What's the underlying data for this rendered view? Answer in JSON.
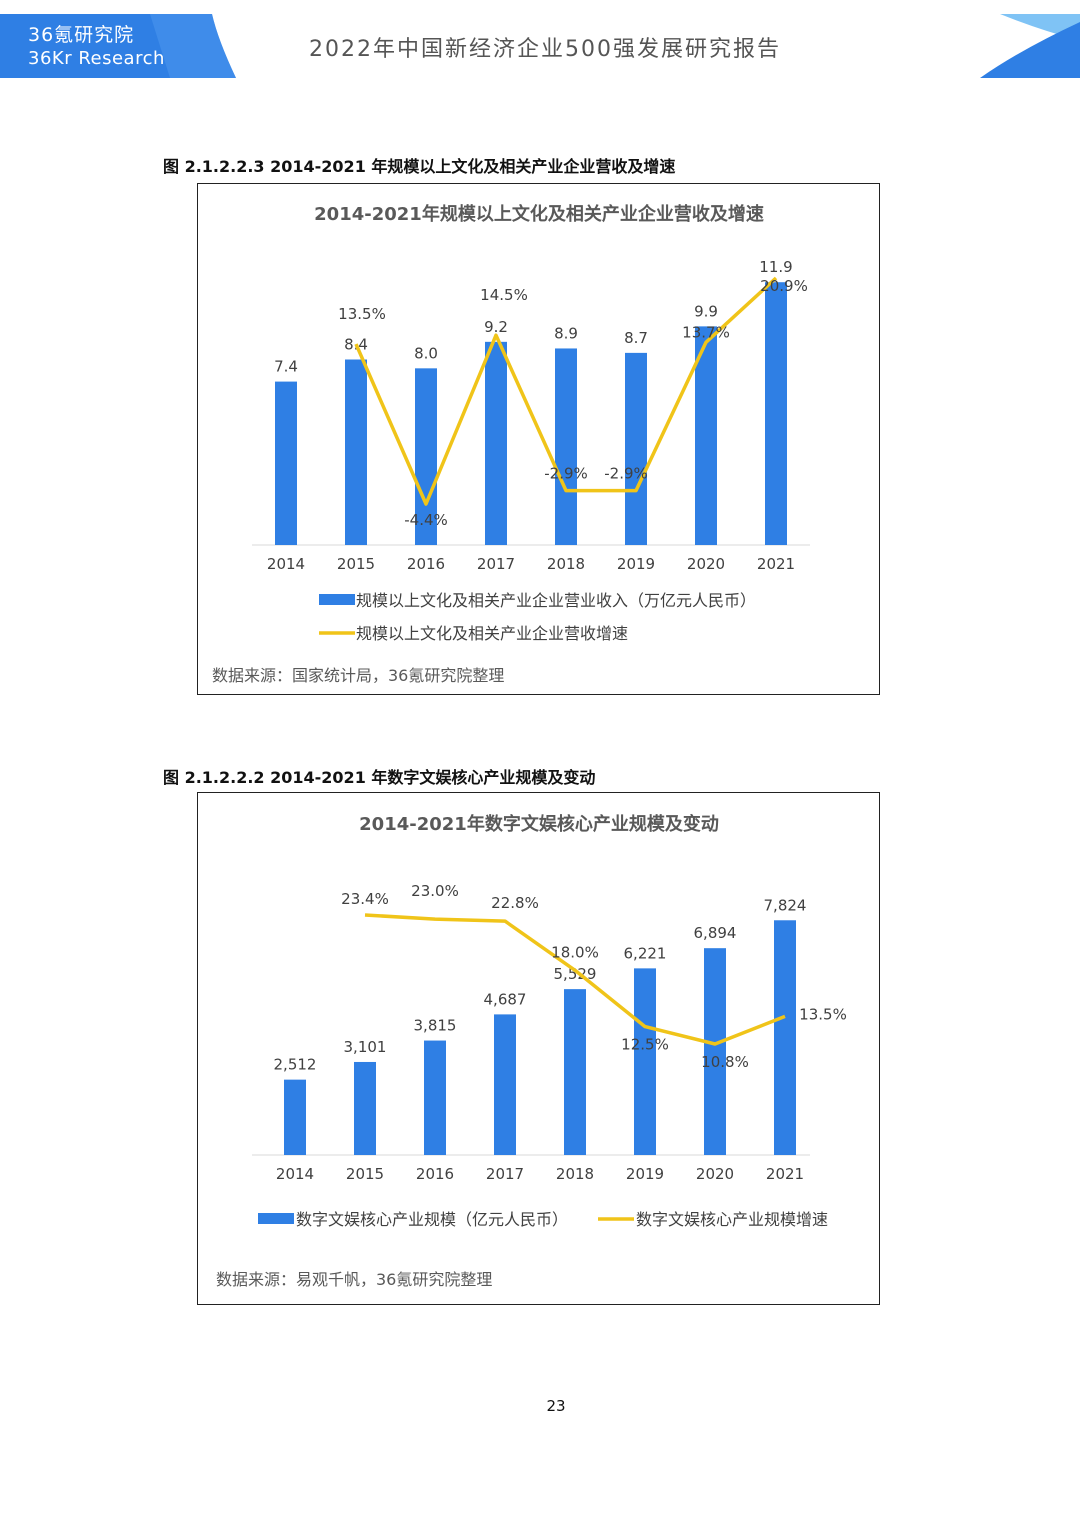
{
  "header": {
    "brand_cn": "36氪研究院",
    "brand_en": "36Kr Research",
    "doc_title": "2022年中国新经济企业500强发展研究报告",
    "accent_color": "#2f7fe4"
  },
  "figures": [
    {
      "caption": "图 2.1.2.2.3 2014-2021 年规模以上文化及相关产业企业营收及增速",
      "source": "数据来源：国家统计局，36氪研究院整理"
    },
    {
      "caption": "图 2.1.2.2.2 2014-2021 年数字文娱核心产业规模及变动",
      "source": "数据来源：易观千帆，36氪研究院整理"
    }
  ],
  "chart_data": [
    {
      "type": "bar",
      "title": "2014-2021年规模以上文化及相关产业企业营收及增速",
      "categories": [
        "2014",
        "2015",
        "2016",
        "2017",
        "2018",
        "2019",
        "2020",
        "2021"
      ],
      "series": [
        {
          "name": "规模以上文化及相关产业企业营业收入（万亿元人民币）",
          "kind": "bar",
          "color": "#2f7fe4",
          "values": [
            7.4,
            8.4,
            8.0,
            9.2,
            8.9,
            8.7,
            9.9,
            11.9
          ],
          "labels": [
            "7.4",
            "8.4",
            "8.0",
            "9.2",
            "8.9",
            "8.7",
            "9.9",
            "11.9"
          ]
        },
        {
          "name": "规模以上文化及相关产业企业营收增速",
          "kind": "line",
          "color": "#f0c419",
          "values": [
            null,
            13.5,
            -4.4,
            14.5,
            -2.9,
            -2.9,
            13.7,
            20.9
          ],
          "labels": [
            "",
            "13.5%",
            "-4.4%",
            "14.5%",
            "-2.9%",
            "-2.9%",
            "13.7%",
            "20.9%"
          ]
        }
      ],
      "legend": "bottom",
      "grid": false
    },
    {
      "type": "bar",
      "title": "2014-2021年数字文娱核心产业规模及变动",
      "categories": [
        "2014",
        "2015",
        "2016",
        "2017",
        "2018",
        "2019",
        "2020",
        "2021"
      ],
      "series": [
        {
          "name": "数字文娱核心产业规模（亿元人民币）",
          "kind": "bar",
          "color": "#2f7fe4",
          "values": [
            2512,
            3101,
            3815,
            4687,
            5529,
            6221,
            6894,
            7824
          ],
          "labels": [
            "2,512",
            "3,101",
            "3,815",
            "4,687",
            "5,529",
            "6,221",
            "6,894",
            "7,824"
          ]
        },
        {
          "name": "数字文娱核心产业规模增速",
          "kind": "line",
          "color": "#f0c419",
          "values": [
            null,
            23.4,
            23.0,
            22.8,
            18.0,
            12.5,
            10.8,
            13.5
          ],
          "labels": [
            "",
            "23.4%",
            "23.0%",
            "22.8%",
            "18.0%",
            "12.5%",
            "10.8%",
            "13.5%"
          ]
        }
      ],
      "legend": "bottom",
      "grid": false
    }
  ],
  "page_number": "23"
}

☆ ☆ ☆ ☆ ☆

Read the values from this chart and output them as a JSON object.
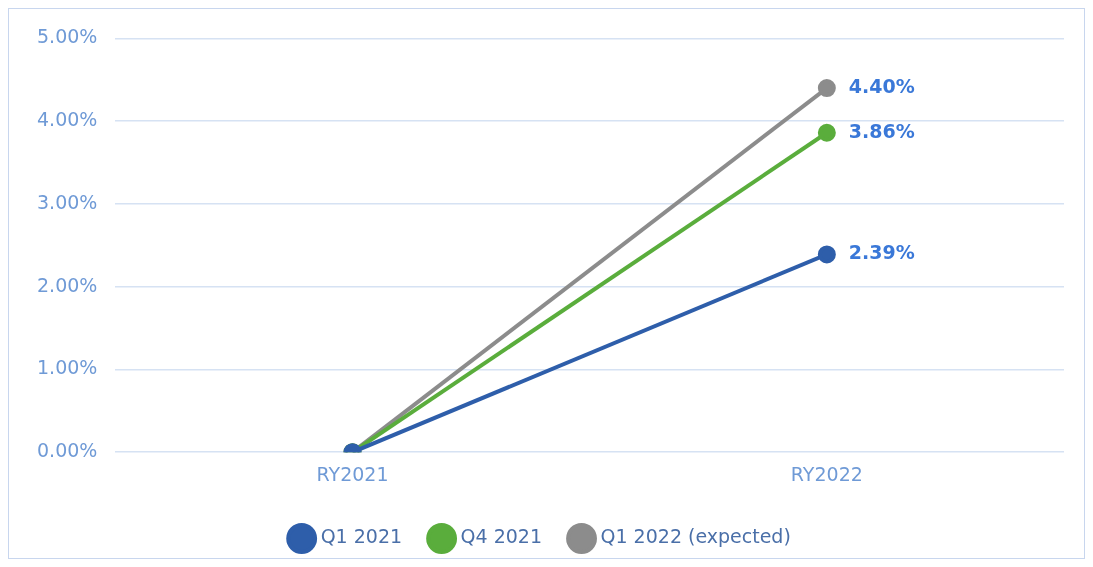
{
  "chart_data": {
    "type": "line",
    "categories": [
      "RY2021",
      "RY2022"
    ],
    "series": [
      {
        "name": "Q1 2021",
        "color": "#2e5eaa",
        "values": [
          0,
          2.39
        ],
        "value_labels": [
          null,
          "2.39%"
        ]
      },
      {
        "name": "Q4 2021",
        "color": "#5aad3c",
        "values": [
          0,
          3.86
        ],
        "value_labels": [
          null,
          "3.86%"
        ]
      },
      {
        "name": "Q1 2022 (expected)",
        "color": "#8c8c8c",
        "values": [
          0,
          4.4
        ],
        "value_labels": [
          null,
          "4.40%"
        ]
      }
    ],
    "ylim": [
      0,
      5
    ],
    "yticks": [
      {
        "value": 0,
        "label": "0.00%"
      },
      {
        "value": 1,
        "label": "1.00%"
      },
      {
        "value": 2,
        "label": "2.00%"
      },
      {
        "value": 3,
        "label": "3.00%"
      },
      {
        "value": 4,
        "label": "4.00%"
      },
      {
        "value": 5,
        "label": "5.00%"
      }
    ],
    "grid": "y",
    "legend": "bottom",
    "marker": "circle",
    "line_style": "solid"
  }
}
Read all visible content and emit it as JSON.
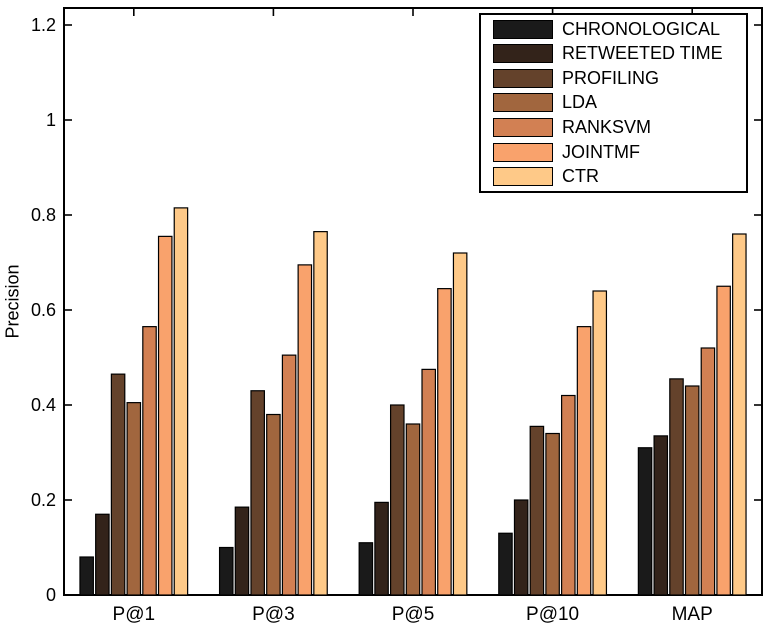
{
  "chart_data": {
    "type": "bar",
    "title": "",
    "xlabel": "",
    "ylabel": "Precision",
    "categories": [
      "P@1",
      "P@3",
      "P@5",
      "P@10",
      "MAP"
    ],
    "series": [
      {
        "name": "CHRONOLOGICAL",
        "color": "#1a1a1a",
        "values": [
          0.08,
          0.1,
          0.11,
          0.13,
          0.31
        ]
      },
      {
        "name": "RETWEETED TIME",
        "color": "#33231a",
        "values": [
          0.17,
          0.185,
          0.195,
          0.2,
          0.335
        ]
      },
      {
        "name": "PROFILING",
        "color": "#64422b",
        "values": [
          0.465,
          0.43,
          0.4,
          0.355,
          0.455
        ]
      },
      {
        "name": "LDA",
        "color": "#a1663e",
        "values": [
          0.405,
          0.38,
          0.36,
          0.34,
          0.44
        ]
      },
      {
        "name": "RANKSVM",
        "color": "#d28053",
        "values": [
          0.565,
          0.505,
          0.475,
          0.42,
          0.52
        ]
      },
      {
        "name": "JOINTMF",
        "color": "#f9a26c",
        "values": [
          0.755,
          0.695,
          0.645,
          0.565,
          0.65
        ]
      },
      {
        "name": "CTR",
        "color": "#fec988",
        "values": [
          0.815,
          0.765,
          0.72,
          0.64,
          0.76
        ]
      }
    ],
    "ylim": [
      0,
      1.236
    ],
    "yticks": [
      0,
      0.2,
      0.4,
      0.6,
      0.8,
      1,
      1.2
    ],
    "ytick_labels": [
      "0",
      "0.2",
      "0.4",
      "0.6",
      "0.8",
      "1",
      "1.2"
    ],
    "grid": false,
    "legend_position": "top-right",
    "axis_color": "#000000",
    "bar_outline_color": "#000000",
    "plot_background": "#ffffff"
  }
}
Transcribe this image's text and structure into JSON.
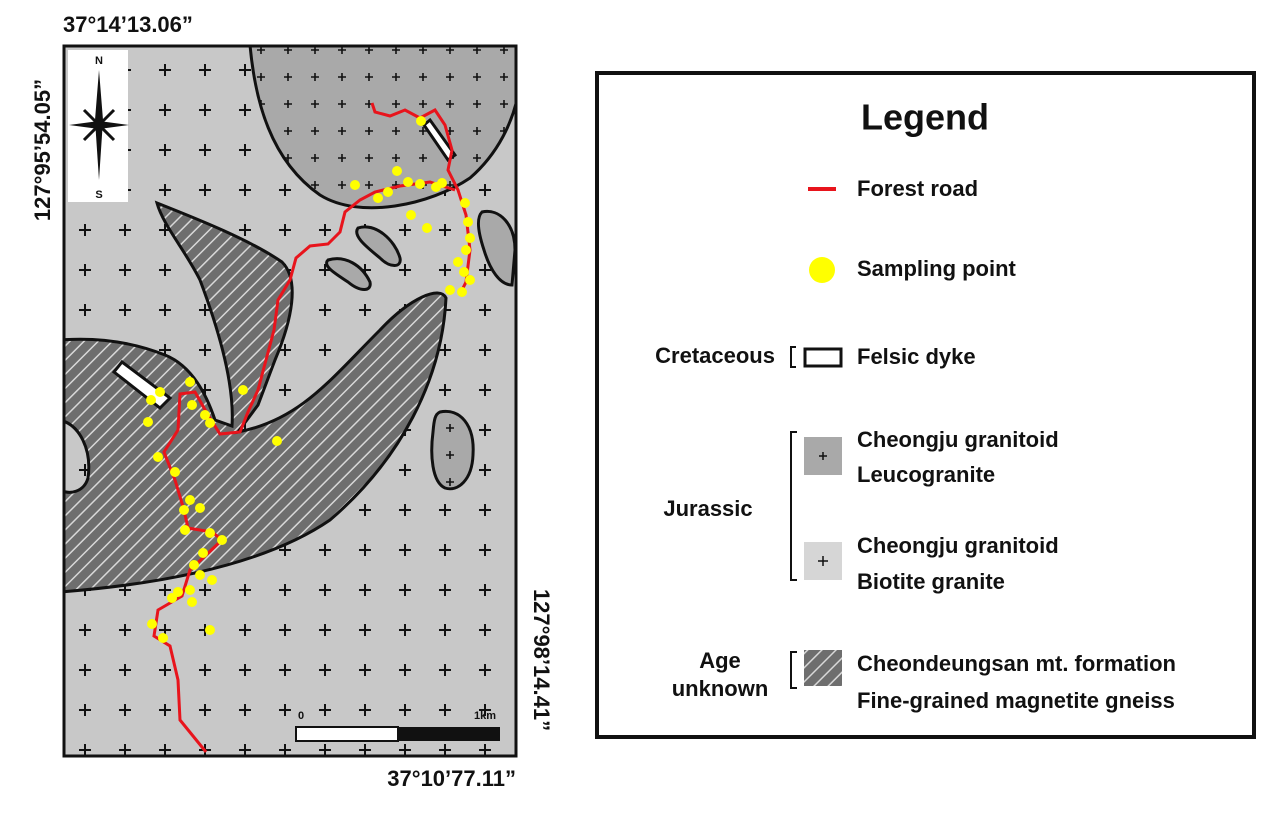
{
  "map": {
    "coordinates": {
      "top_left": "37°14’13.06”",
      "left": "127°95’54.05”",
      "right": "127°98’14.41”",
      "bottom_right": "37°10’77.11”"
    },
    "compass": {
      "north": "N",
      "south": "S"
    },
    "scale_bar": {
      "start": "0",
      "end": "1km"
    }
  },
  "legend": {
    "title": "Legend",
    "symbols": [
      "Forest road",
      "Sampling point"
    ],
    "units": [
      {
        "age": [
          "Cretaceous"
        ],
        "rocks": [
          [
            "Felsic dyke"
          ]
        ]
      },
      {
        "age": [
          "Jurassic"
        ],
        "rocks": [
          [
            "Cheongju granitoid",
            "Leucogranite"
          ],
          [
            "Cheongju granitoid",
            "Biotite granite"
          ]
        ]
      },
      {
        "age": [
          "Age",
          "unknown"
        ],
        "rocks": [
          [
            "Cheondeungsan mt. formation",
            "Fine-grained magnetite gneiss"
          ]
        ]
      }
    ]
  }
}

☆ ☆ ☆ ☆ ☆

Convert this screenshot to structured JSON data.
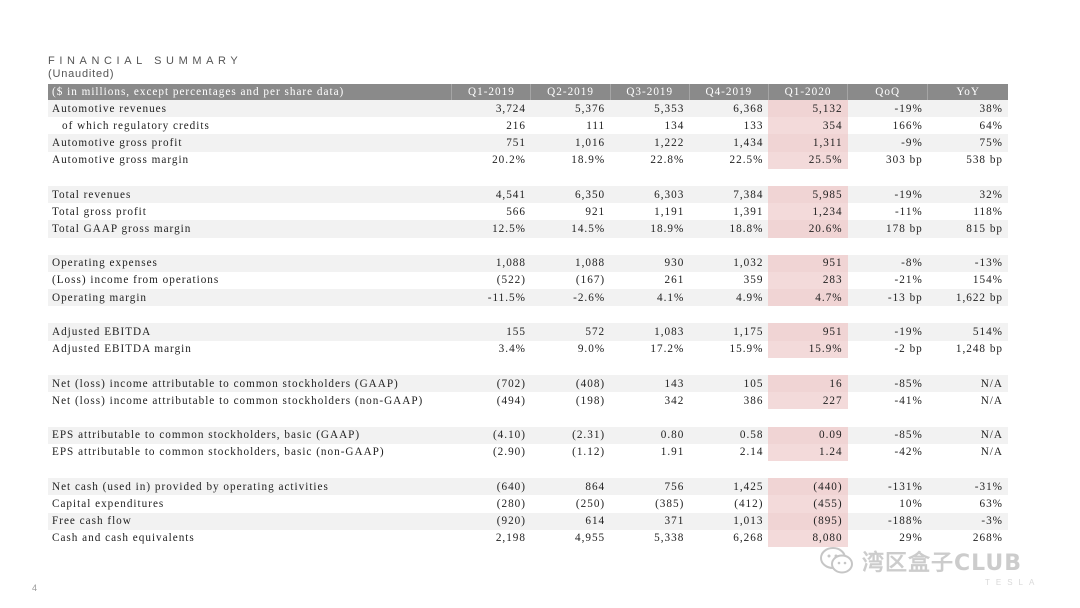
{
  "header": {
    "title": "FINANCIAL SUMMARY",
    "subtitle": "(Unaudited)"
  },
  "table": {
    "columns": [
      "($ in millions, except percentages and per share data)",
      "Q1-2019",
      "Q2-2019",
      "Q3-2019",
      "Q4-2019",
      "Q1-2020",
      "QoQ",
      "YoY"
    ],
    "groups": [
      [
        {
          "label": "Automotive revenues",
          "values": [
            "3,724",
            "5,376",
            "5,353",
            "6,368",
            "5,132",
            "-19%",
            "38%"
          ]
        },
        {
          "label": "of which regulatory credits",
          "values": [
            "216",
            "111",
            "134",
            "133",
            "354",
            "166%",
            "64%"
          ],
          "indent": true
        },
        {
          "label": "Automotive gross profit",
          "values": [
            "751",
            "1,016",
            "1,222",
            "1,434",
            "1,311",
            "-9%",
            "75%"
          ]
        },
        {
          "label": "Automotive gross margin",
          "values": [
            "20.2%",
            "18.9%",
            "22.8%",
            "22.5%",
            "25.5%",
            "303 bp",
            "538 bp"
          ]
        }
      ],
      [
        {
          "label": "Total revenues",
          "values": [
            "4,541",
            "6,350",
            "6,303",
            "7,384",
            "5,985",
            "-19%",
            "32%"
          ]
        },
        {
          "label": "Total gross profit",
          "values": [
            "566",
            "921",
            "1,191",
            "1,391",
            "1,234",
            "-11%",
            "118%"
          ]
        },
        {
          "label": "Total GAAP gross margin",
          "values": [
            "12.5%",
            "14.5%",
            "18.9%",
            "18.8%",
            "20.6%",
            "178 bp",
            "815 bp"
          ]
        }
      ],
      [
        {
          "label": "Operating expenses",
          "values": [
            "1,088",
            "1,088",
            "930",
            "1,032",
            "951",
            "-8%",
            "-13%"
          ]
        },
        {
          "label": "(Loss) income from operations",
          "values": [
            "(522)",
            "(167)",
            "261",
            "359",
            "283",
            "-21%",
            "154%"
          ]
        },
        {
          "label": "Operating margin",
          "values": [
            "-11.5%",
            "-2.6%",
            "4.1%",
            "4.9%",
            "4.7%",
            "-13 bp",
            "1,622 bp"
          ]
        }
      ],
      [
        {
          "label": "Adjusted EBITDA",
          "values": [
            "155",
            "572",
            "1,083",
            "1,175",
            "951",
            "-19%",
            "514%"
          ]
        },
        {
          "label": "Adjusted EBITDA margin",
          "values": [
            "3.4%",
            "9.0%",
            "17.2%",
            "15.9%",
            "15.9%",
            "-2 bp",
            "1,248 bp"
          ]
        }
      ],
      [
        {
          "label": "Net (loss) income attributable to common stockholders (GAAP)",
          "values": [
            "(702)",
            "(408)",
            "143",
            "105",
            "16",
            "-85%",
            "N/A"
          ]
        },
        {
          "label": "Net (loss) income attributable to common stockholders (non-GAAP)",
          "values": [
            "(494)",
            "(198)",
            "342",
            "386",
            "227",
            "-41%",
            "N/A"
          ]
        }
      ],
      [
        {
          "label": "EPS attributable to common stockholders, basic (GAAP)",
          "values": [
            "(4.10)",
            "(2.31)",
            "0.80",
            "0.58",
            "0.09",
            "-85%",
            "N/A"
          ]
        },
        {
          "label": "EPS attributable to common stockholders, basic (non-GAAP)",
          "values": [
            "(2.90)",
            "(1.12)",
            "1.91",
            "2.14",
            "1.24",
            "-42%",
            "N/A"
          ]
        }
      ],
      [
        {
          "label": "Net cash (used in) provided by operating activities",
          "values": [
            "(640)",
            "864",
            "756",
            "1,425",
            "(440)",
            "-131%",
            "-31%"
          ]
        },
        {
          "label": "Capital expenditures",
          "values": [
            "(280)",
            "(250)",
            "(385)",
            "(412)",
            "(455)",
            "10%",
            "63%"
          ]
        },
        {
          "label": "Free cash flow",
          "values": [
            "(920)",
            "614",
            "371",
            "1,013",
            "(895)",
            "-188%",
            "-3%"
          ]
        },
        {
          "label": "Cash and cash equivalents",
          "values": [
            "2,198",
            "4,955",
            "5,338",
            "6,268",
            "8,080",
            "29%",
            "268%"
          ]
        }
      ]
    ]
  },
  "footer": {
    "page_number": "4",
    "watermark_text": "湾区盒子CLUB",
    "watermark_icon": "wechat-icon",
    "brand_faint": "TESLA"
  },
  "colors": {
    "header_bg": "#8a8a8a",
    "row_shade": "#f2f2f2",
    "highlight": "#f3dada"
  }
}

☆ ☆ ☆ ☆ ☆

Goal
Count how many lines of the listing above include "JSON" and report that number alone.

Answer
5